— WHAT THE EXERCISE ASKS —
Count every line where "this" occurs. Give the total alone.

— MATERIAL —
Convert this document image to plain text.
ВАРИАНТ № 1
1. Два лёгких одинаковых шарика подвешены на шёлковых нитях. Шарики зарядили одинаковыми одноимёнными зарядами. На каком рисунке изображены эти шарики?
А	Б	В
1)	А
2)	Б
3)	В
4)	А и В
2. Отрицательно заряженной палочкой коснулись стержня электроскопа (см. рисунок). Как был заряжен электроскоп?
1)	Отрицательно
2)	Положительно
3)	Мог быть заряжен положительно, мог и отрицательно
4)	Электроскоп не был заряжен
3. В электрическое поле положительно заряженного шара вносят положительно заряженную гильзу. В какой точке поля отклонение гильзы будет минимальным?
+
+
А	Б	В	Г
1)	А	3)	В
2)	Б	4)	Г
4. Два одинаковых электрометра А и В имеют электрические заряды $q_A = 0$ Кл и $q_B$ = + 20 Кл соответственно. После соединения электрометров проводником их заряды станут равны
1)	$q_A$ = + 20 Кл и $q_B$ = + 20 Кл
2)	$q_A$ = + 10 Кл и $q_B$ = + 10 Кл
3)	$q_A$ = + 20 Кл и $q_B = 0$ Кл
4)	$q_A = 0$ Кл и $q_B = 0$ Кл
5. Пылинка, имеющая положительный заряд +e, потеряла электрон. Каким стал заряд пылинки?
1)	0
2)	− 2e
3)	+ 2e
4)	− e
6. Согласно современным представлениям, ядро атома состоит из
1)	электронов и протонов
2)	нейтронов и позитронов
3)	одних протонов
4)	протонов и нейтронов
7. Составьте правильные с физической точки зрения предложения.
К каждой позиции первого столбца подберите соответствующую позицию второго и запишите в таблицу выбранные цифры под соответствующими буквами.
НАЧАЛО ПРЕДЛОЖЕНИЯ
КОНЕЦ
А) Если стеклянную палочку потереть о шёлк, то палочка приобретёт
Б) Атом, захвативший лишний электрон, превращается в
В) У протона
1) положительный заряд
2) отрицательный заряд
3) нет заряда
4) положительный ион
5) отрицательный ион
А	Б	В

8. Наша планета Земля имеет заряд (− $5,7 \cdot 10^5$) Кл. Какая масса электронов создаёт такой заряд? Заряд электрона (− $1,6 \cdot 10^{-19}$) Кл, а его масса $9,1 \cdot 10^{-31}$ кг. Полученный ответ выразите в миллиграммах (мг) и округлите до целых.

---

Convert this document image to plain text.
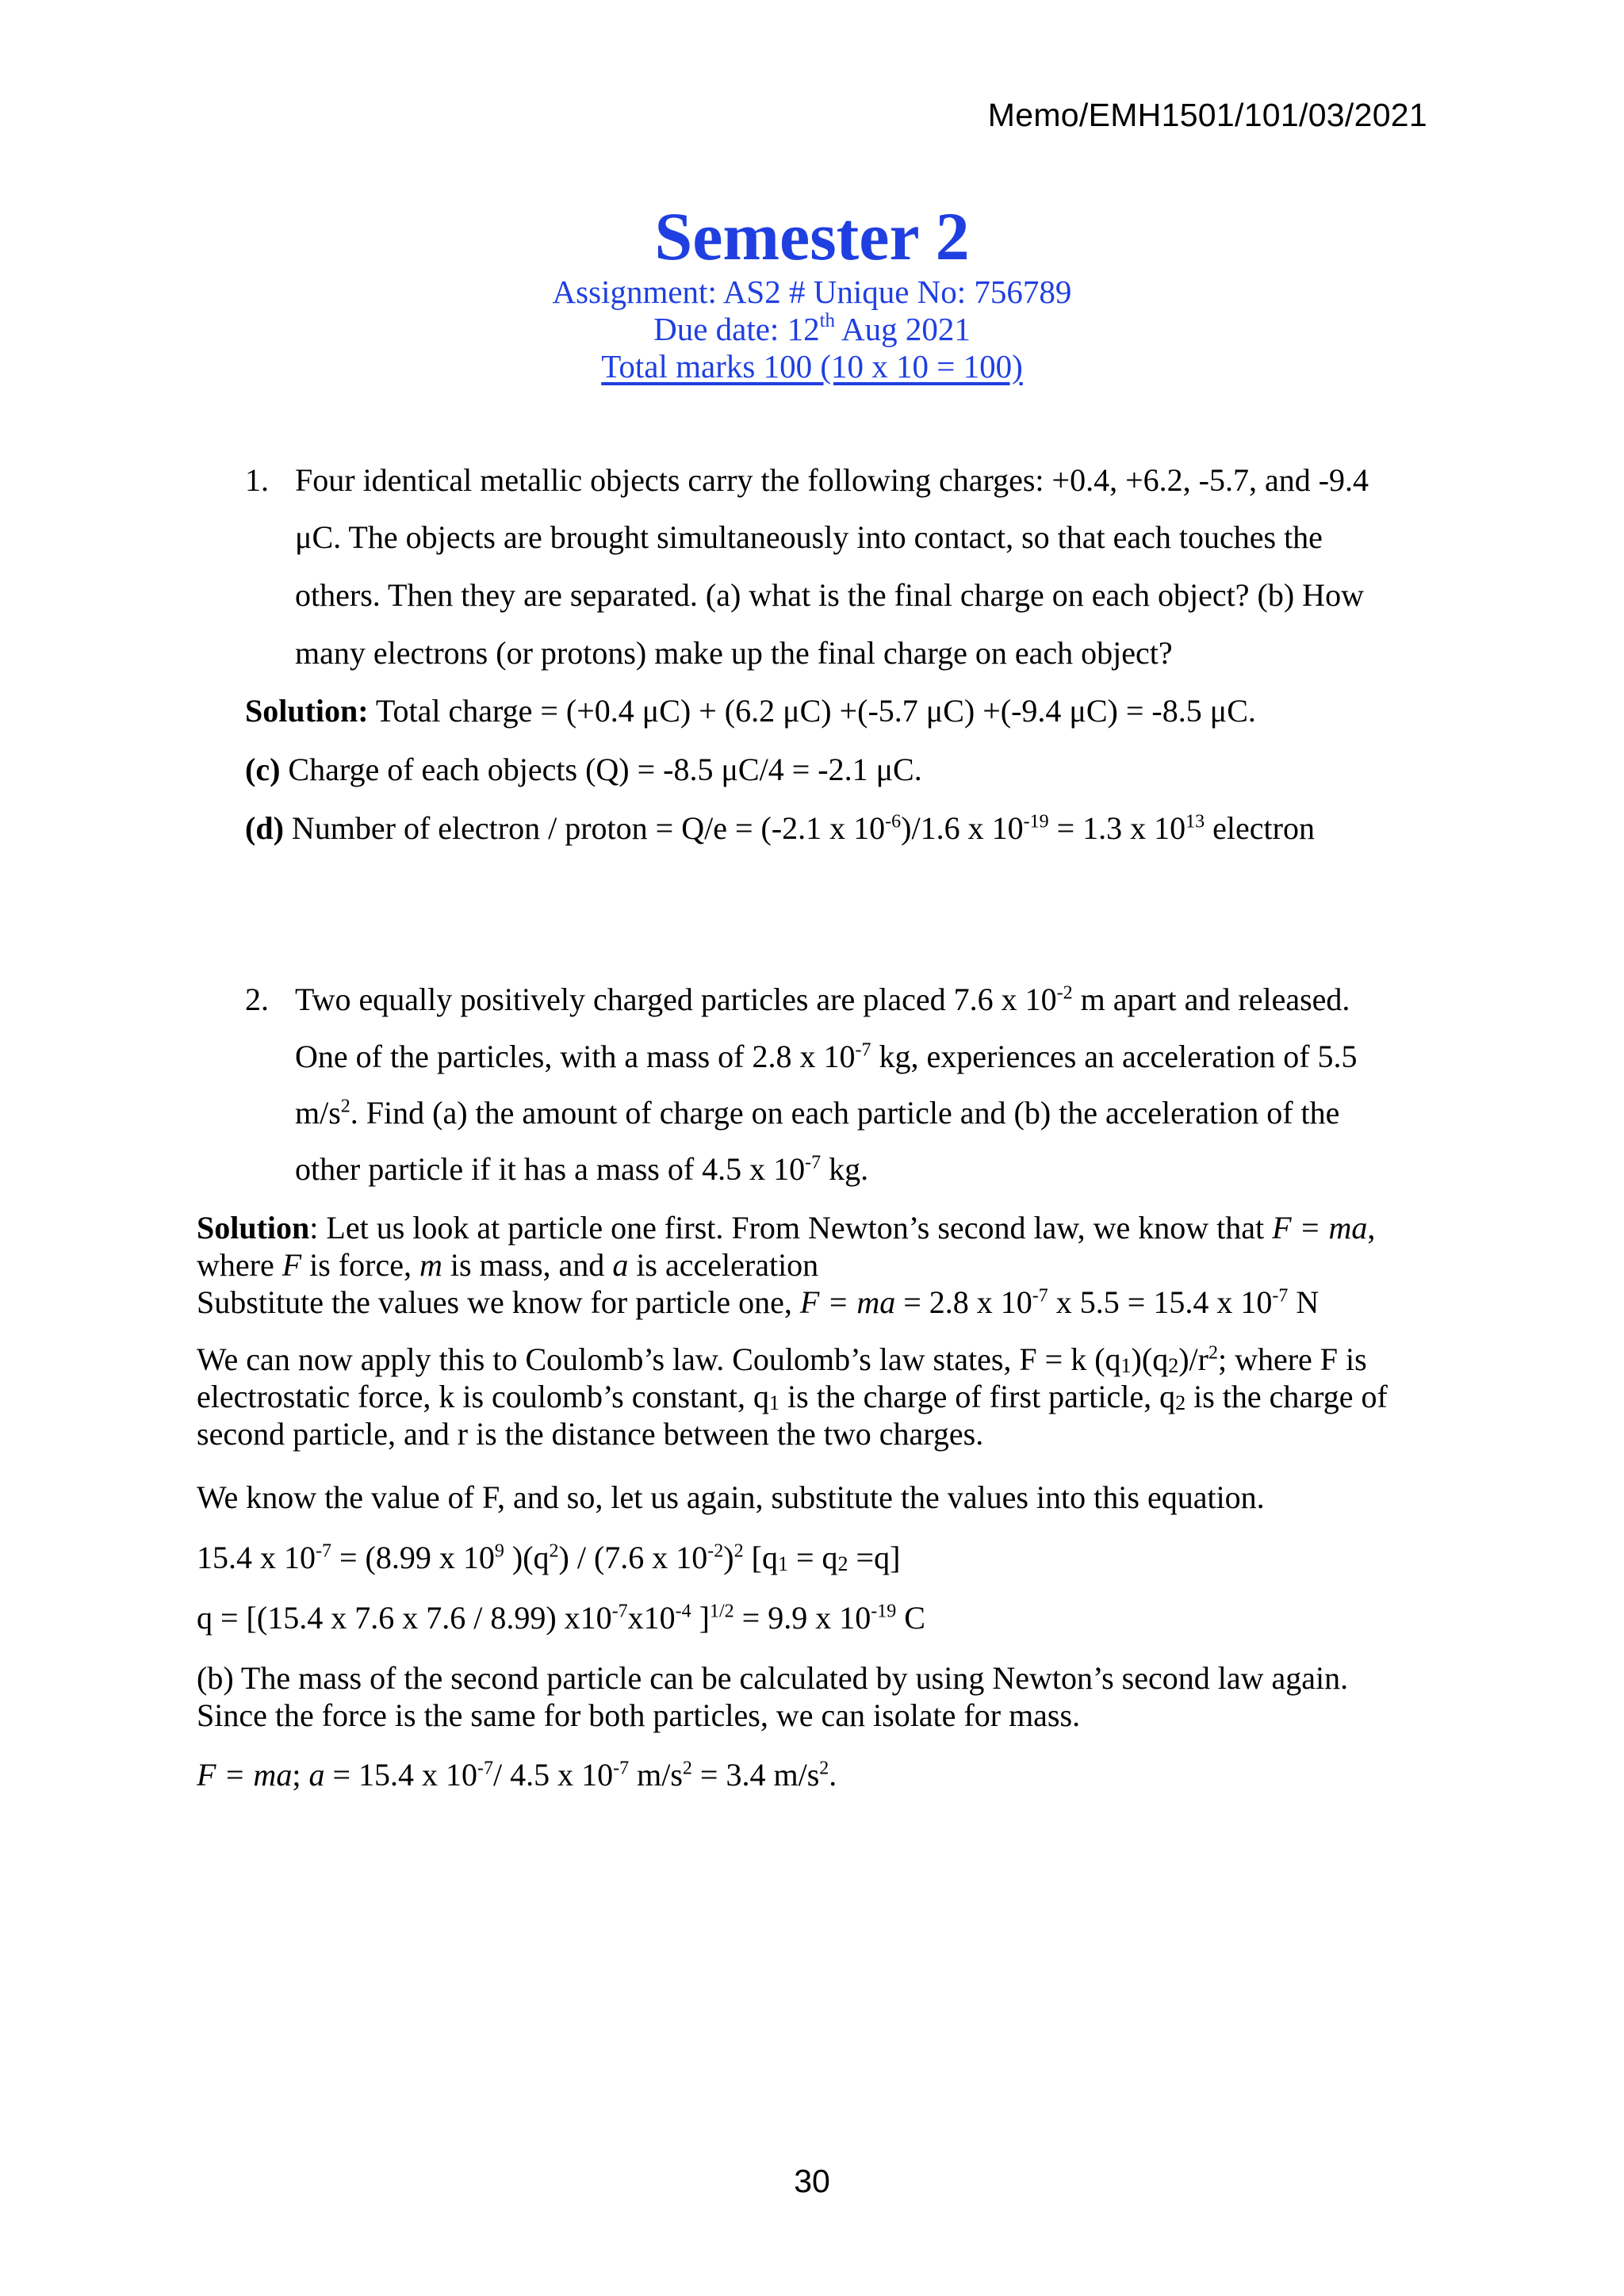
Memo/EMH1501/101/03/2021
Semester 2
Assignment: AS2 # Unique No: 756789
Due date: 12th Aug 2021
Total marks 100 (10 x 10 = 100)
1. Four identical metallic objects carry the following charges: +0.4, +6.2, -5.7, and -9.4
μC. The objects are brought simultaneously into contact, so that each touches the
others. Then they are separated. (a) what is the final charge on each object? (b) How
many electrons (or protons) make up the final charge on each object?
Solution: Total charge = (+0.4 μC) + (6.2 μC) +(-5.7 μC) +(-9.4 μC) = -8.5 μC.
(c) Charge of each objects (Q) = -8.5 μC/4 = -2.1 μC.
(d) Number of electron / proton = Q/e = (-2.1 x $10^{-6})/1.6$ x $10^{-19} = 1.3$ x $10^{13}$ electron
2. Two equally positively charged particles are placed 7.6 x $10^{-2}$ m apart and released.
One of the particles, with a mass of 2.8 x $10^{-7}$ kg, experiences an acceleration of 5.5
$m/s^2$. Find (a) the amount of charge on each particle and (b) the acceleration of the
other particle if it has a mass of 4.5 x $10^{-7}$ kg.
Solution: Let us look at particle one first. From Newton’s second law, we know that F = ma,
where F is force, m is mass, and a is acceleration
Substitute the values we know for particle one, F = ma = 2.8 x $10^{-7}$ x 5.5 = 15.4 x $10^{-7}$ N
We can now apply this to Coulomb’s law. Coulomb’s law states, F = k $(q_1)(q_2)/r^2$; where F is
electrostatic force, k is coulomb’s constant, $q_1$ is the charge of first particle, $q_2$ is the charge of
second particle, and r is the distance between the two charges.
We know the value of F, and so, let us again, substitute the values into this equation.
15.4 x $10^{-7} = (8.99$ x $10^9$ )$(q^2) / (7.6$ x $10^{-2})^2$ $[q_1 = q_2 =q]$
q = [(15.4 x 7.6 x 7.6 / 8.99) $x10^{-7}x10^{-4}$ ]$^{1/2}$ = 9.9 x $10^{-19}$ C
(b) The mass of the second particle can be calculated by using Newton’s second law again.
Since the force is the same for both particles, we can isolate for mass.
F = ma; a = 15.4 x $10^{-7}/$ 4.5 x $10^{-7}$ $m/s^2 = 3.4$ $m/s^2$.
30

--

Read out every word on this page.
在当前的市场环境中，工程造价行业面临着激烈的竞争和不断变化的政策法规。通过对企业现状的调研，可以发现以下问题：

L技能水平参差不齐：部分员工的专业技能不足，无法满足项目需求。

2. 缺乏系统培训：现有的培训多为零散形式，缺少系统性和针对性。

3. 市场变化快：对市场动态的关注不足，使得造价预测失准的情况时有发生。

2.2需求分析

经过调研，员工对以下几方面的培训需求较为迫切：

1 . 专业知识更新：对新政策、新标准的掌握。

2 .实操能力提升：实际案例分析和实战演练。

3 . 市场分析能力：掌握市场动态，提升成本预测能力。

— OUTPUT OF THE TASK —
5